— START Data in this exercise —
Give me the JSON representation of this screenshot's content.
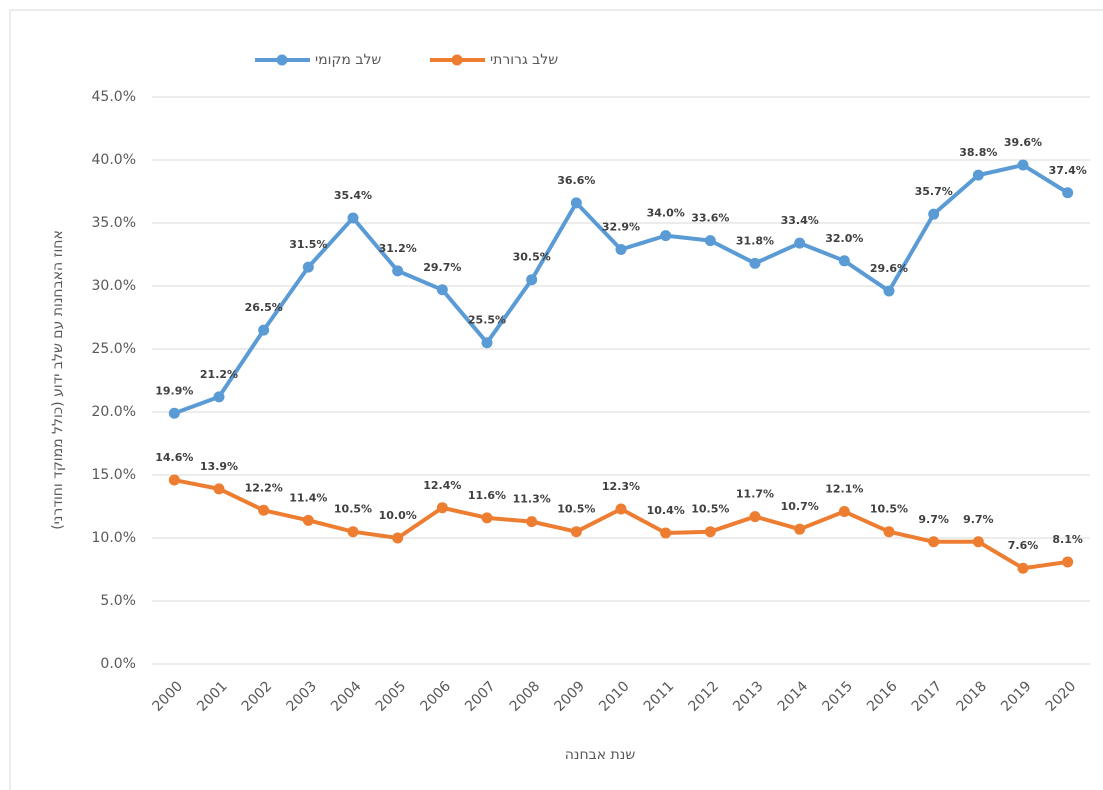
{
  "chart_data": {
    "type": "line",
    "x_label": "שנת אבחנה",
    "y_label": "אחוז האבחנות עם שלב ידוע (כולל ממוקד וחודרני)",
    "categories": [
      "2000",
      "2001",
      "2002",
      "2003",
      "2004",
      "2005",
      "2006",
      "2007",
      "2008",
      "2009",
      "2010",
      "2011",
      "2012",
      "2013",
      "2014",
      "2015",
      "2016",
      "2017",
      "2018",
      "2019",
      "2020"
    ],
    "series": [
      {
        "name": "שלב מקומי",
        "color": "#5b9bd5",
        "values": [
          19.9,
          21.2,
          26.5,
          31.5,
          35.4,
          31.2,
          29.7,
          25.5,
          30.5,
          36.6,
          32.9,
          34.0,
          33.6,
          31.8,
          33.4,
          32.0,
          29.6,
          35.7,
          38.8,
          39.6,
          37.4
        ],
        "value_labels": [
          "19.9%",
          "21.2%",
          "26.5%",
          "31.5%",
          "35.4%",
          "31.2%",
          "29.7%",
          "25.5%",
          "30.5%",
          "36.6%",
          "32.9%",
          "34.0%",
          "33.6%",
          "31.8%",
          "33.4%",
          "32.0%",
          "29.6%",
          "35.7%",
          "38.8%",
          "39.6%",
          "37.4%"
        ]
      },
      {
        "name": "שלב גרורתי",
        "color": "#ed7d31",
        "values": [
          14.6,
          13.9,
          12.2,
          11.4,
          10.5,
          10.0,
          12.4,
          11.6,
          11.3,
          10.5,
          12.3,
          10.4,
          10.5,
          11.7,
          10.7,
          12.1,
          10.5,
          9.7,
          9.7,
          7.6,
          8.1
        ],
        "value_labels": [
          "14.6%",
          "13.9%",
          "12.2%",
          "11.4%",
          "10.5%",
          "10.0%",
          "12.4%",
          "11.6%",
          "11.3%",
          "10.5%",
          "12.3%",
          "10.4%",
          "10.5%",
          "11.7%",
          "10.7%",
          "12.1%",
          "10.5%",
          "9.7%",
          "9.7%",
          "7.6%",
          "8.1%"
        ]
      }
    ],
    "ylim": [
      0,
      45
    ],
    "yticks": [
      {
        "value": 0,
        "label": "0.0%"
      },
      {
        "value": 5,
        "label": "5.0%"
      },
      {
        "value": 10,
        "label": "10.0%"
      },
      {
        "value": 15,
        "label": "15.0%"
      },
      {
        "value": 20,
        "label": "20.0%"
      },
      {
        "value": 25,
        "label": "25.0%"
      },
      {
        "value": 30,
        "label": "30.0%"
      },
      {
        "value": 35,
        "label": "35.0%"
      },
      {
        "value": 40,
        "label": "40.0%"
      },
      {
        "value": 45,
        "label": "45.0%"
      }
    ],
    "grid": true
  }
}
— END Data in this exercise —
■ Task description ■
Leave the pictures out and output the rest of the listing exactly.

■ Response to the task ■
Give me the JSON representation of this screenshot's content.
{
  "chart_data": {
    "type": "line",
    "x_label": "שנת אבחנה",
    "y_label": "אחוז האבחנות עם שלב ידוע (כולל ממוקד וחודרני)",
    "categories": [
      "2000",
      "2001",
      "2002",
      "2003",
      "2004",
      "2005",
      "2006",
      "2007",
      "2008",
      "2009",
      "2010",
      "2011",
      "2012",
      "2013",
      "2014",
      "2015",
      "2016",
      "2017",
      "2018",
      "2019",
      "2020"
    ],
    "series": [
      {
        "name": "שלב מקומי",
        "color": "#5b9bd5",
        "values": [
          19.9,
          21.2,
          26.5,
          31.5,
          35.4,
          31.2,
          29.7,
          25.5,
          30.5,
          36.6,
          32.9,
          34.0,
          33.6,
          31.8,
          33.4,
          32.0,
          29.6,
          35.7,
          38.8,
          39.6,
          37.4
        ],
        "value_labels": [
          "19.9%",
          "21.2%",
          "26.5%",
          "31.5%",
          "35.4%",
          "31.2%",
          "29.7%",
          "25.5%",
          "30.5%",
          "36.6%",
          "32.9%",
          "34.0%",
          "33.6%",
          "31.8%",
          "33.4%",
          "32.0%",
          "29.6%",
          "35.7%",
          "38.8%",
          "39.6%",
          "37.4%"
        ]
      },
      {
        "name": "שלב גרורתי",
        "color": "#ed7d31",
        "values": [
          14.6,
          13.9,
          12.2,
          11.4,
          10.5,
          10.0,
          12.4,
          11.6,
          11.3,
          10.5,
          12.3,
          10.4,
          10.5,
          11.7,
          10.7,
          12.1,
          10.5,
          9.7,
          9.7,
          7.6,
          8.1
        ],
        "value_labels": [
          "14.6%",
          "13.9%",
          "12.2%",
          "11.4%",
          "10.5%",
          "10.0%",
          "12.4%",
          "11.6%",
          "11.3%",
          "10.5%",
          "12.3%",
          "10.4%",
          "10.5%",
          "11.7%",
          "10.7%",
          "12.1%",
          "10.5%",
          "9.7%",
          "9.7%",
          "7.6%",
          "8.1%"
        ]
      }
    ],
    "ylim": [
      0,
      45
    ],
    "yticks": [
      {
        "value": 0,
        "label": "0.0%"
      },
      {
        "value": 5,
        "label": "5.0%"
      },
      {
        "value": 10,
        "label": "10.0%"
      },
      {
        "value": 15,
        "label": "15.0%"
      },
      {
        "value": 20,
        "label": "20.0%"
      },
      {
        "value": 25,
        "label": "25.0%"
      },
      {
        "value": 30,
        "label": "30.0%"
      },
      {
        "value": 35,
        "label": "35.0%"
      },
      {
        "value": 40,
        "label": "40.0%"
      },
      {
        "value": 45,
        "label": "45.0%"
      }
    ],
    "grid": true
  }
}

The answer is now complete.